==== Records

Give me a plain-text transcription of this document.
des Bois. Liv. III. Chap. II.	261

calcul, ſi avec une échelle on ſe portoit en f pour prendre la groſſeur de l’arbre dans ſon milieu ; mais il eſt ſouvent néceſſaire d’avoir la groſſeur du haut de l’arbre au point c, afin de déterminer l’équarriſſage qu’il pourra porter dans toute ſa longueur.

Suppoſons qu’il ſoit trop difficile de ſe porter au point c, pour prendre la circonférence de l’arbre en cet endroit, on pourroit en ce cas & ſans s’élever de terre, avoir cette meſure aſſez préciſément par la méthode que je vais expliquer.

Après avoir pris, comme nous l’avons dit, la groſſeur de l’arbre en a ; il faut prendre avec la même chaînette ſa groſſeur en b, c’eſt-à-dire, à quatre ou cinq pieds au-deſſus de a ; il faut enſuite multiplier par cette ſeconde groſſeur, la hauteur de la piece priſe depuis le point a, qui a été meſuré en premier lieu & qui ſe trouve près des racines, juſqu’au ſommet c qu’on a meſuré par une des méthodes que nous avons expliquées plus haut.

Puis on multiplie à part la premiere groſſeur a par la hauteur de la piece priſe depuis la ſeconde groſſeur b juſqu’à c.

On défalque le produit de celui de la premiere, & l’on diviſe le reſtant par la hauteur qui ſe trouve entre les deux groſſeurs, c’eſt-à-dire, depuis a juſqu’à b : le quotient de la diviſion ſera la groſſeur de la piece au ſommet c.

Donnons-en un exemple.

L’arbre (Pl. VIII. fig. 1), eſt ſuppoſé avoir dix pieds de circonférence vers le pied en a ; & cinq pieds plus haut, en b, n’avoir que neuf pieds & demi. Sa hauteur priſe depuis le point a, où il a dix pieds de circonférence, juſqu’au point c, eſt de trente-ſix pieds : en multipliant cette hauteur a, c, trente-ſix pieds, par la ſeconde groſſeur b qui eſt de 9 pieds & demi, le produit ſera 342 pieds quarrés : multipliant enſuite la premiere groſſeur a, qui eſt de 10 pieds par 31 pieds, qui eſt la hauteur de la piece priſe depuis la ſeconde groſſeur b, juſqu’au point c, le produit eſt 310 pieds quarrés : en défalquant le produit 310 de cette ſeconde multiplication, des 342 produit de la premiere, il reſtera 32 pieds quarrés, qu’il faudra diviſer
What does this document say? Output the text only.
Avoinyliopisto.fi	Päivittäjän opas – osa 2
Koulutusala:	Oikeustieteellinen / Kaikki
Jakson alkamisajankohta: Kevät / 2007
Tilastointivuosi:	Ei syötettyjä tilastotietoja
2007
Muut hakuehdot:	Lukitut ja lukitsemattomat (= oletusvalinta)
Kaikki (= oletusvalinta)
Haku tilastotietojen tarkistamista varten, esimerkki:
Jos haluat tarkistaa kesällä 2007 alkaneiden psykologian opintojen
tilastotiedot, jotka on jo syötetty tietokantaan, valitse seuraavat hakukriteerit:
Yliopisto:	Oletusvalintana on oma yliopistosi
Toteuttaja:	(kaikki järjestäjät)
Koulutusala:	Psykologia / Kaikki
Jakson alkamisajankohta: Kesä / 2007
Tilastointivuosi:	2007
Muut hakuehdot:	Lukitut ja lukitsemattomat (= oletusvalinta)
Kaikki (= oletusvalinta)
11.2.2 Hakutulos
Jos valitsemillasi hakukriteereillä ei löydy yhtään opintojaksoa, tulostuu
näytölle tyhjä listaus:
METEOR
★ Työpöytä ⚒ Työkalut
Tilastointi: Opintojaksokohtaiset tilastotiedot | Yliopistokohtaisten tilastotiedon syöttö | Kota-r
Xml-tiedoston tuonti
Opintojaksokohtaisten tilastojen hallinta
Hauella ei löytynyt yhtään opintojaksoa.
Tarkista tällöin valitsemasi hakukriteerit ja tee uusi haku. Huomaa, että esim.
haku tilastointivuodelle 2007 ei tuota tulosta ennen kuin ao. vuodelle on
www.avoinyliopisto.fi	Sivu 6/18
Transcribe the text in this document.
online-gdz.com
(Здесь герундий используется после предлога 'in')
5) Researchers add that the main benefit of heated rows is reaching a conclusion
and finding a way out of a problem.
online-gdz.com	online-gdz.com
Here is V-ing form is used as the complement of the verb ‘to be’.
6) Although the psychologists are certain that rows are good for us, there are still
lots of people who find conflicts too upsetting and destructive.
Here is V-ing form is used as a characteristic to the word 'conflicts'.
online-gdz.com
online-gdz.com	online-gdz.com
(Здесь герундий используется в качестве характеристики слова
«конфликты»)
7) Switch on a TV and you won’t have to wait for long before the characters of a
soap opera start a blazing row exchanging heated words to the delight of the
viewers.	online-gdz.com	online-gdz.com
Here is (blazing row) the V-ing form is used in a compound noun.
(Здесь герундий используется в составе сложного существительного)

========

* Do this *
Return only the lines running from the line with "Transcribe the text in this document." to the last line of the records, both included, exactly as written.

* Expected answer *
Transcribe the text in this document.
online-gdz.com
(Здесь герундий используется после предлога 'in')
5) Researchers add that the main benefit of heated rows is reaching a conclusion
and finding a way out of a problem.
online-gdz.com	online-gdz.com
Here is V-ing form is used as the complement of the verb ‘to be’.
6) Although the psychologists are certain that rows are good for us, there are still
lots of people who find conflicts too upsetting and destructive.
Here is V-ing form is used as a characteristic to the word 'conflicts'.
online-gdz.com
online-gdz.com	online-gdz.com
(Здесь герундий используется в качестве характеристики слова
«конфликты»)
7) Switch on a TV and you won’t have to wait for long before the characters of a
soap opera start a blazing row exchanging heated words to the delight of the
viewers.	online-gdz.com	online-gdz.com
Here is (blazing row) the V-ing form is used in a compound noun.
(Здесь герундий используется в составе сложного существительного)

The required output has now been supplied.